§ TASK OBJECTIVE: List all lines in the material below that contain "title".

§ DATASET CONTENT:
------------------------------------------------
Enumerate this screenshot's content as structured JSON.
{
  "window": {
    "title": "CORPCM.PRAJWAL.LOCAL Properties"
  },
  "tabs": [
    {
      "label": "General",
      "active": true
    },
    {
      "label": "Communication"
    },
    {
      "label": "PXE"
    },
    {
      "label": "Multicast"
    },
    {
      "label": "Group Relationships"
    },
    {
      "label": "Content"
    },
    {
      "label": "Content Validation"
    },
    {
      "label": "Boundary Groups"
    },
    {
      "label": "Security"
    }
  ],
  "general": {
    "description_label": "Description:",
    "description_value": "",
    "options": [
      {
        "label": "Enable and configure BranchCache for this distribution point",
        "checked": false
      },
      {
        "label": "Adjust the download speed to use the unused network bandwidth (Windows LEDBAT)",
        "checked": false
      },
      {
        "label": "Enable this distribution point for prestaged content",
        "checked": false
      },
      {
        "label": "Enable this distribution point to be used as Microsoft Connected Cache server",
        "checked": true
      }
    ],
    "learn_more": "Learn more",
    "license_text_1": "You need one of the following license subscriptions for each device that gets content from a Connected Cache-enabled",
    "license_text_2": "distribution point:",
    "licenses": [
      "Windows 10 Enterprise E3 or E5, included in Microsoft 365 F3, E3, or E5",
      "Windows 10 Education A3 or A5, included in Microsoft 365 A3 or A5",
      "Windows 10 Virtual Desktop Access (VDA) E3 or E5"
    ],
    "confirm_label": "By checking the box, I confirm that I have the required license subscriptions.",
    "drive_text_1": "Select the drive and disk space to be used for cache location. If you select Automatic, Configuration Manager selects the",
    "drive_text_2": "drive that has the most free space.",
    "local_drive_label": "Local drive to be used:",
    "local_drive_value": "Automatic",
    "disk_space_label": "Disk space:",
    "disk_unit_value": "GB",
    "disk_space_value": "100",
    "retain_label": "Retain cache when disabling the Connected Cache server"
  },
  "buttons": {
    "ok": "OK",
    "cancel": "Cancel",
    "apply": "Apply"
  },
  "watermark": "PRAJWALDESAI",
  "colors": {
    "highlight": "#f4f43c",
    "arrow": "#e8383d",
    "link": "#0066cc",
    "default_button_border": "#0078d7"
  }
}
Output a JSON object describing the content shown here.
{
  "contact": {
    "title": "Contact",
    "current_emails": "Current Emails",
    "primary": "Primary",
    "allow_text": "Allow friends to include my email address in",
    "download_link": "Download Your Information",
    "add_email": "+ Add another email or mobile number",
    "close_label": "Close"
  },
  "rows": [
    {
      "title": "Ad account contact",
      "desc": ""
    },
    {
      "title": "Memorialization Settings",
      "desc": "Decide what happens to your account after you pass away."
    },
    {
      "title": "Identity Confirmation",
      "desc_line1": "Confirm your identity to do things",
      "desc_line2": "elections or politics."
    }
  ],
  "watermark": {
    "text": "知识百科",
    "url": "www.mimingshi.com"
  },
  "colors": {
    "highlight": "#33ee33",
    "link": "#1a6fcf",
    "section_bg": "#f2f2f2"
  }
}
------------------------------------------------
§ ANSWER TO THIS TASK:
    "title": "CORPCM.PRAJWAL.LOCAL Properties"
    "title": "Contact",
      "title": "Ad account contact",
      "title": "Memorialization Settings",
      "title": "Identity Confirmation",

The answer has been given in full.